--- Material to process ---

--- begin ---

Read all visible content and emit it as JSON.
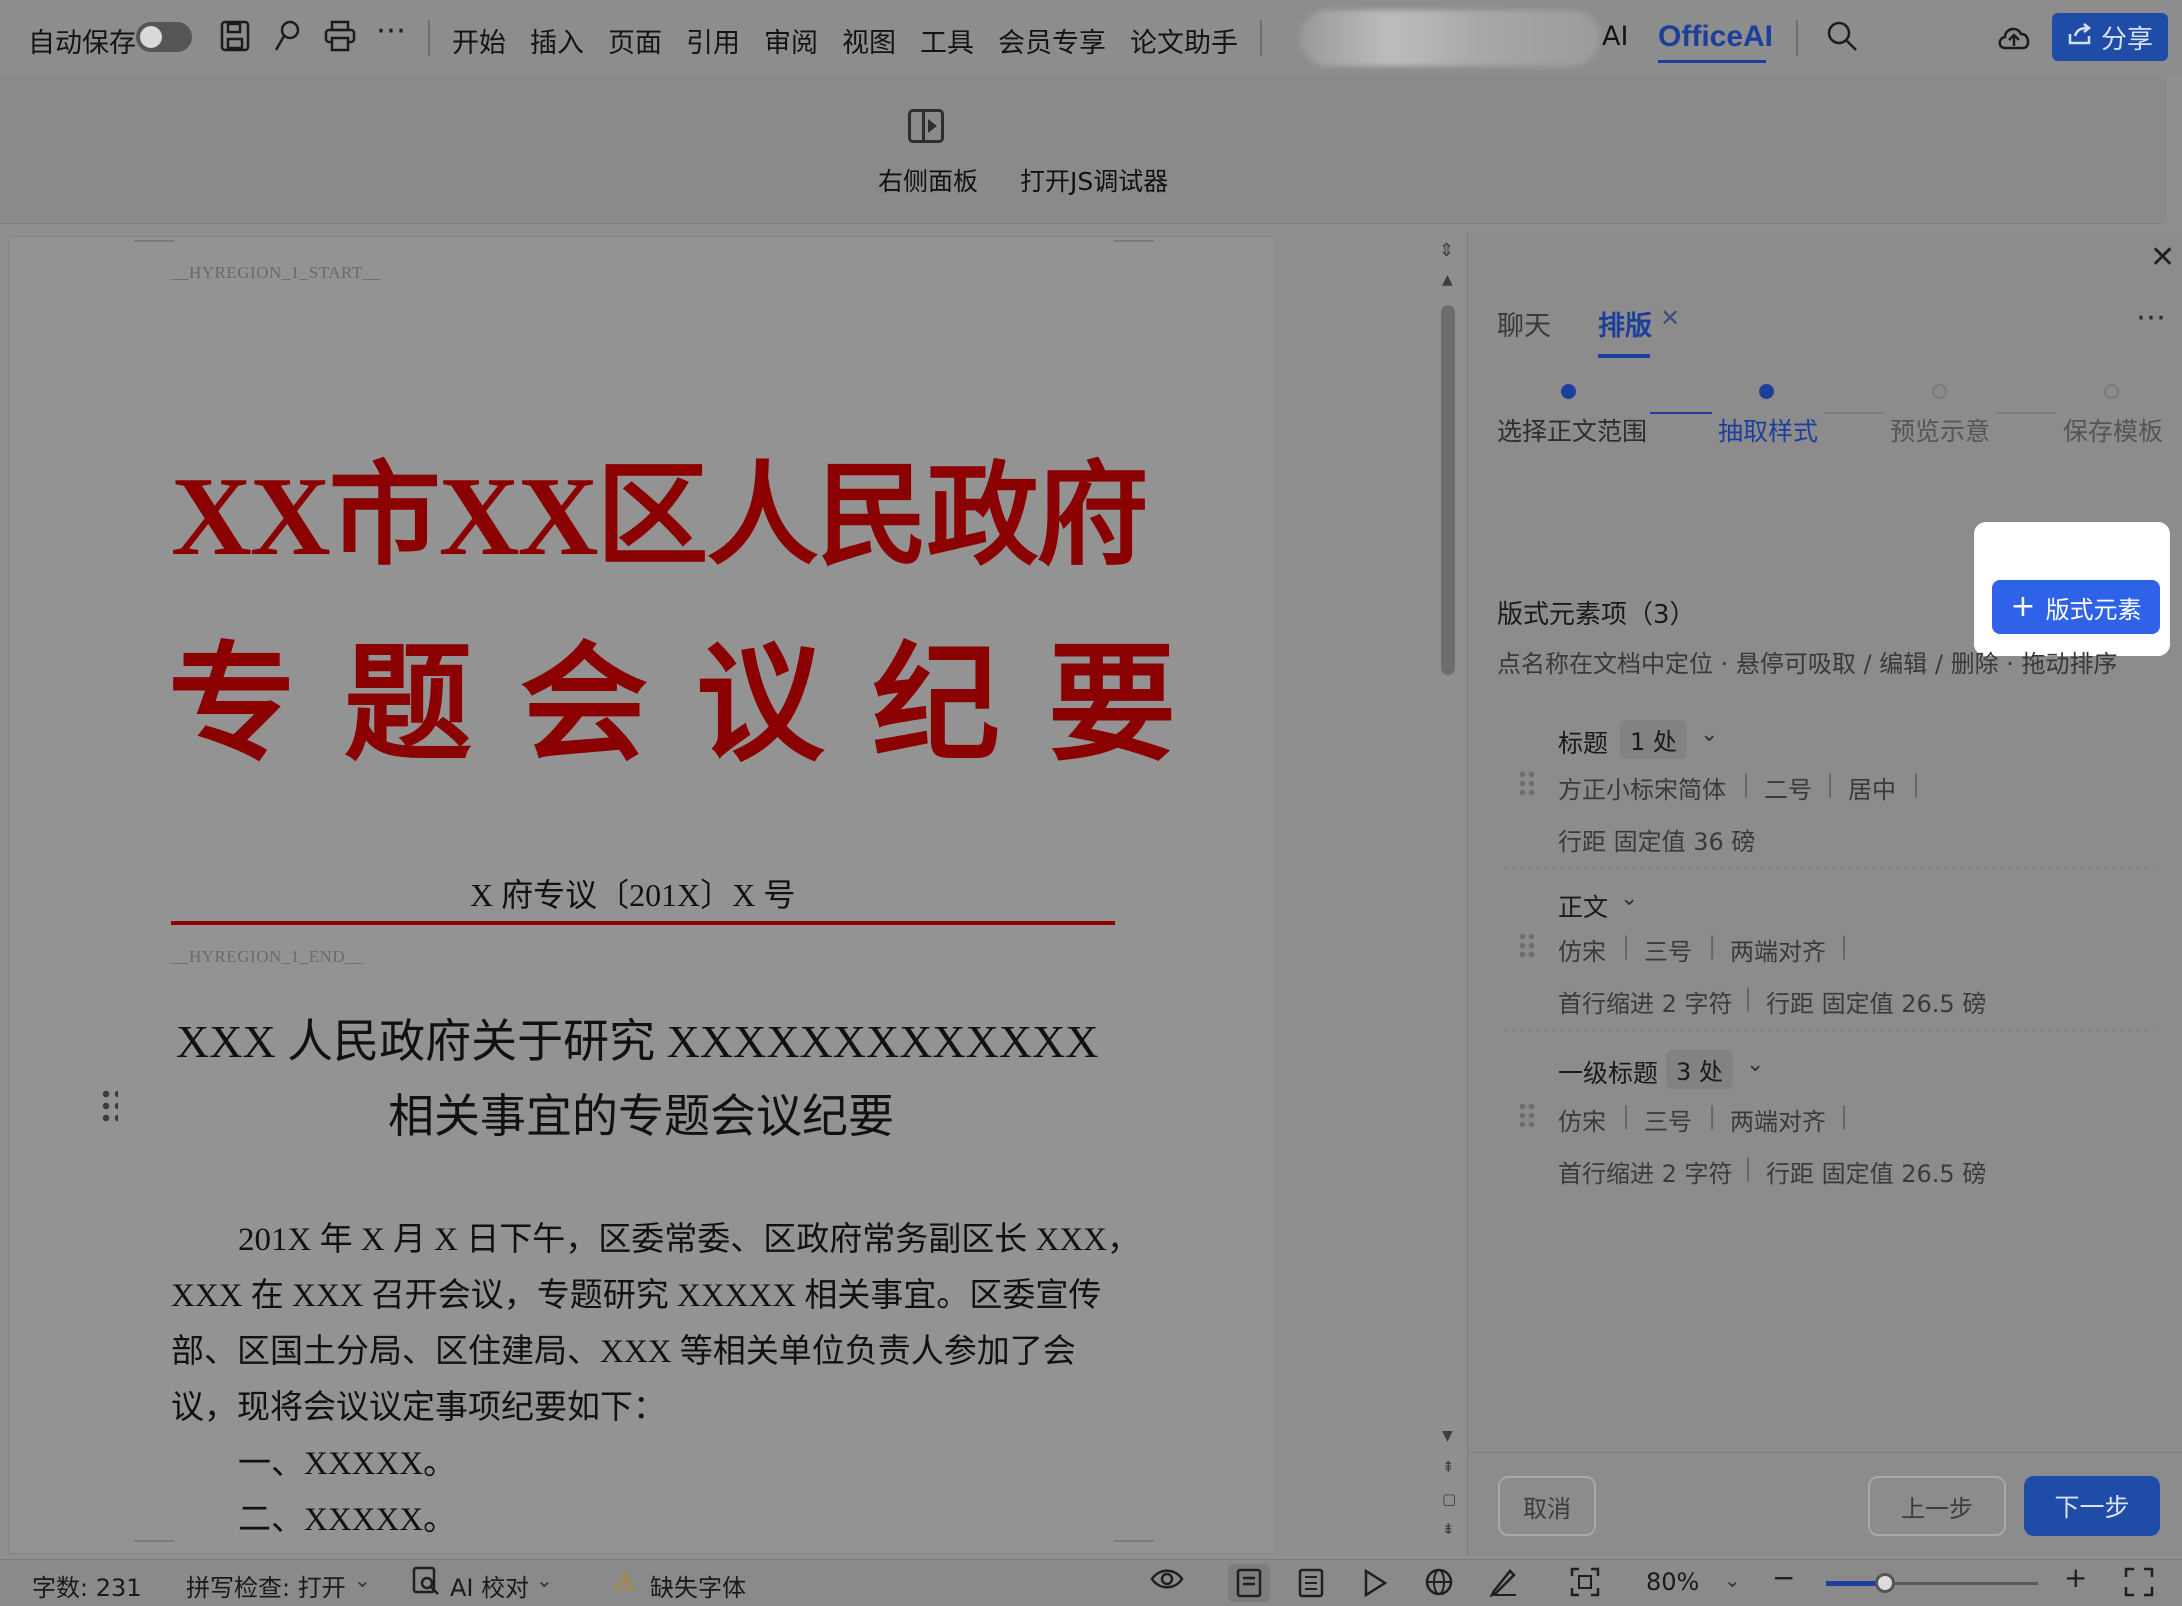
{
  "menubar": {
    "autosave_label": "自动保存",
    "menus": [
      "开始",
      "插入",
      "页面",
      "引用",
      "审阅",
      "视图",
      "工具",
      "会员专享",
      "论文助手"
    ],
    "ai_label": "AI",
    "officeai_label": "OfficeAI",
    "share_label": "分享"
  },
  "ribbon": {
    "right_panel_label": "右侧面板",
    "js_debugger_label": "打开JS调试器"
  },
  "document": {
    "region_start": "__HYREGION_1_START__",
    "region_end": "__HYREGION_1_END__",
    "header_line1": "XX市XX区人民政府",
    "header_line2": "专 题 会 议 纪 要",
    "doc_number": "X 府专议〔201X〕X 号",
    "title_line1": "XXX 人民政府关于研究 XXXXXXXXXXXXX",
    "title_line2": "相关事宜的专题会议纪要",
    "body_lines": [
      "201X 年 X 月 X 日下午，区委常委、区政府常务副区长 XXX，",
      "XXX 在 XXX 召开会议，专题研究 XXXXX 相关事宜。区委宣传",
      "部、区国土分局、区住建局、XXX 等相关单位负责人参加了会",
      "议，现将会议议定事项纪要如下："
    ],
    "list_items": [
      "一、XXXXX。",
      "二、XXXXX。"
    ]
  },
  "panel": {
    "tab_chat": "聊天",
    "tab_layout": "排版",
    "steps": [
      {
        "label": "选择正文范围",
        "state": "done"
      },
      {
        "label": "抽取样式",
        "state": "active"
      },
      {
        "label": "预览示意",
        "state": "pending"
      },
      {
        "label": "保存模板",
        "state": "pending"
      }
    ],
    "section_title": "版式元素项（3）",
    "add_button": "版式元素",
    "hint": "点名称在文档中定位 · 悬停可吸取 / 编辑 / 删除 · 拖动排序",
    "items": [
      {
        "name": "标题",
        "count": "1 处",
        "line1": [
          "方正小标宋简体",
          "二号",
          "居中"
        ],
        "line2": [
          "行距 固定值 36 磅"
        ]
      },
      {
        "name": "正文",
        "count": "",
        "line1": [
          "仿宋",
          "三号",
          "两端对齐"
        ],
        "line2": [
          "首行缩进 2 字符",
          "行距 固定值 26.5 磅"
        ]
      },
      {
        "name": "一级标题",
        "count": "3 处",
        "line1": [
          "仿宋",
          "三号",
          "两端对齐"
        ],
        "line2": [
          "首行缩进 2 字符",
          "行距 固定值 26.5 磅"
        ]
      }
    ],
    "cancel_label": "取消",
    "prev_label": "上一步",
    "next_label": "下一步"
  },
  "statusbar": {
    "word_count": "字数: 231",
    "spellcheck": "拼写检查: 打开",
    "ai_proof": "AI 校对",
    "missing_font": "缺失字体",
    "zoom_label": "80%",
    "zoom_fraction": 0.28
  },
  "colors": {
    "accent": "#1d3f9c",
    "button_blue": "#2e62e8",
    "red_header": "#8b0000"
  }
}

--- end ---

--- Exercise ---
Transcribe the listing above verbatim. Omit the pictures.

--- The response ---
Read all visible content and emit it as JSON.
{
  "menubar": {
    "autosave_label": "自动保存",
    "menus": [
      "开始",
      "插入",
      "页面",
      "引用",
      "审阅",
      "视图",
      "工具",
      "会员专享",
      "论文助手"
    ],
    "ai_label": "AI",
    "officeai_label": "OfficeAI",
    "share_label": "分享"
  },
  "ribbon": {
    "right_panel_label": "右侧面板",
    "js_debugger_label": "打开JS调试器"
  },
  "document": {
    "region_start": "__HYREGION_1_START__",
    "region_end": "__HYREGION_1_END__",
    "header_line1": "XX市XX区人民政府",
    "header_line2": "专 题 会 议 纪 要",
    "doc_number": "X 府专议〔201X〕X 号",
    "title_line1": "XXX 人民政府关于研究 XXXXXXXXXXXXX",
    "title_line2": "相关事宜的专题会议纪要",
    "body_lines": [
      "201X 年 X 月 X 日下午，区委常委、区政府常务副区长 XXX，",
      "XXX 在 XXX 召开会议，专题研究 XXXXX 相关事宜。区委宣传",
      "部、区国土分局、区住建局、XXX 等相关单位负责人参加了会",
      "议，现将会议议定事项纪要如下："
    ],
    "list_items": [
      "一、XXXXX。",
      "二、XXXXX。"
    ]
  },
  "panel": {
    "tab_chat": "聊天",
    "tab_layout": "排版",
    "steps": [
      {
        "label": "选择正文范围",
        "state": "done"
      },
      {
        "label": "抽取样式",
        "state": "active"
      },
      {
        "label": "预览示意",
        "state": "pending"
      },
      {
        "label": "保存模板",
        "state": "pending"
      }
    ],
    "section_title": "版式元素项（3）",
    "add_button": "版式元素",
    "hint": "点名称在文档中定位 · 悬停可吸取 / 编辑 / 删除 · 拖动排序",
    "items": [
      {
        "name": "标题",
        "count": "1 处",
        "line1": [
          "方正小标宋简体",
          "二号",
          "居中"
        ],
        "line2": [
          "行距 固定值 36 磅"
        ]
      },
      {
        "name": "正文",
        "count": "",
        "line1": [
          "仿宋",
          "三号",
          "两端对齐"
        ],
        "line2": [
          "首行缩进 2 字符",
          "行距 固定值 26.5 磅"
        ]
      },
      {
        "name": "一级标题",
        "count": "3 处",
        "line1": [
          "仿宋",
          "三号",
          "两端对齐"
        ],
        "line2": [
          "首行缩进 2 字符",
          "行距 固定值 26.5 磅"
        ]
      }
    ],
    "cancel_label": "取消",
    "prev_label": "上一步",
    "next_label": "下一步"
  },
  "statusbar": {
    "word_count": "字数: 231",
    "spellcheck": "拼写检查: 打开",
    "ai_proof": "AI 校对",
    "missing_font": "缺失字体",
    "zoom_label": "80%",
    "zoom_fraction": 0.28
  },
  "colors": {
    "accent": "#1d3f9c",
    "button_blue": "#2e62e8",
    "red_header": "#8b0000"
  }
}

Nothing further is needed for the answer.